Write the records out again, keeping each line exactly as it is.

○ ○ ○ ○ ○

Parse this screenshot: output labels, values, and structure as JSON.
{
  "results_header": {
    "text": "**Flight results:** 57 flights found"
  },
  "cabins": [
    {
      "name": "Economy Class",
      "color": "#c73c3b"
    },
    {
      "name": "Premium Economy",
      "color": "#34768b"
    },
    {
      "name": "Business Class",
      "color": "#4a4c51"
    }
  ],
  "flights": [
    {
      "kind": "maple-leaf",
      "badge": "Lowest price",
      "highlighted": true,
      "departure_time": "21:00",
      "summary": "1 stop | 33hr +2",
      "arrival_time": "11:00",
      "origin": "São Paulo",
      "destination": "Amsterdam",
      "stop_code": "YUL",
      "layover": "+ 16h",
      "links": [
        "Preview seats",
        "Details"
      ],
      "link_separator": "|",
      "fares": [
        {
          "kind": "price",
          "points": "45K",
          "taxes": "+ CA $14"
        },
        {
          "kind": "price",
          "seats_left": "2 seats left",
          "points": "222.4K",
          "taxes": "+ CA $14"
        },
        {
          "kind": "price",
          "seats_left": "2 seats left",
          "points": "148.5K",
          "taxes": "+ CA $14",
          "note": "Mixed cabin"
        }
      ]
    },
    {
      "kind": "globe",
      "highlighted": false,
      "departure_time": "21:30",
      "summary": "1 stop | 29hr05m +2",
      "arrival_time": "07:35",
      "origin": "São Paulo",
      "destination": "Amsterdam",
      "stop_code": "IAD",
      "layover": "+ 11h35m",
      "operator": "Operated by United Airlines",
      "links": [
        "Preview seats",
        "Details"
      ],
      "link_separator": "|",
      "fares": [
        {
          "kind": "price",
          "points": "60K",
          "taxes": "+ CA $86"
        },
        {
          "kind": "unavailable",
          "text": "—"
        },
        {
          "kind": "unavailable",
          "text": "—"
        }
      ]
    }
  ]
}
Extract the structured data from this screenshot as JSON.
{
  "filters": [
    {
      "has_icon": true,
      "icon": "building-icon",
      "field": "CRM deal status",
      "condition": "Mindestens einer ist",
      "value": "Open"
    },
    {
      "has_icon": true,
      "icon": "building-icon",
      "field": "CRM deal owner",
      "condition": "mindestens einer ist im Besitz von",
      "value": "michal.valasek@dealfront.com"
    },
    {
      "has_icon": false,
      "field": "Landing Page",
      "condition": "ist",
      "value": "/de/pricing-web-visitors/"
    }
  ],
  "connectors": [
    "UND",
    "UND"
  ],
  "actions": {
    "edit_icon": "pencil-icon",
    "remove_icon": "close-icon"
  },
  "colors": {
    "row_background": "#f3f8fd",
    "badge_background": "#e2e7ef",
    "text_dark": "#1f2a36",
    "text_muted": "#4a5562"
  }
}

○ ○ ○ ○ ○

Exercise solution:
Parse this screenshot: output labels, values, and structure as JSON.
{
  "results_header": {
    "text": "**Flight results:** 57 flights found"
  },
  "cabins": [
    {
      "name": "Economy Class",
      "color": "#c73c3b"
    },
    {
      "name": "Premium Economy",
      "color": "#34768b"
    },
    {
      "name": "Business Class",
      "color": "#4a4c51"
    }
  ],
  "flights": [
    {
      "kind": "maple-leaf",
      "badge": "Lowest price",
      "highlighted": true,
      "departure_time": "21:00",
      "summary": "1 stop | 33hr +2",
      "arrival_time": "11:00",
      "origin": "São Paulo",
      "destination": "Amsterdam",
      "stop_code": "YUL",
      "layover": "+ 16h",
      "links": [
        "Preview seats",
        "Details"
      ],
      "link_separator": "|",
      "fares": [
        {
          "kind": "price",
          "points": "45K",
          "taxes": "+ CA $14"
        },
        {
          "kind": "price",
          "seats_left": "2 seats left",
          "points": "222.4K",
          "taxes": "+ CA $14"
        },
        {
          "kind": "price",
          "seats_left": "2 seats left",
          "points": "148.5K",
          "taxes": "+ CA $14",
          "note": "Mixed cabin"
        }
      ]
    },
    {
      "kind": "globe",
      "highlighted": false,
      "departure_time": "21:30",
      "summary": "1 stop | 29hr05m +2",
      "arrival_time": "07:35",
      "origin": "São Paulo",
      "destination": "Amsterdam",
      "stop_code": "IAD",
      "layover": "+ 11h35m",
      "operator": "Operated by United Airlines",
      "links": [
        "Preview seats",
        "Details"
      ],
      "link_separator": "|",
      "fares": [
        {
          "kind": "price",
          "points": "60K",
          "taxes": "+ CA $86"
        },
        {
          "kind": "unavailable",
          "text": "—"
        },
        {
          "kind": "unavailable",
          "text": "—"
        }
      ]
    }
  ]
}
Extract the structured data from this screenshot as JSON.
{
  "filters": [
    {
      "has_icon": true,
      "icon": "building-icon",
      "field": "CRM deal status",
      "condition": "Mindestens einer ist",
      "value": "Open"
    },
    {
      "has_icon": true,
      "icon": "building-icon",
      "field": "CRM deal owner",
      "condition": "mindestens einer ist im Besitz von",
      "value": "michal.valasek@dealfront.com"
    },
    {
      "has_icon": false,
      "field": "Landing Page",
      "condition": "ist",
      "value": "/de/pricing-web-visitors/"
    }
  ],
  "connectors": [
    "UND",
    "UND"
  ],
  "actions": {
    "edit_icon": "pencil-icon",
    "remove_icon": "close-icon"
  },
  "colors": {
    "row_background": "#f3f8fd",
    "badge_background": "#e2e7ef",
    "text_dark": "#1f2a36",
    "text_muted": "#4a5562"
  }
}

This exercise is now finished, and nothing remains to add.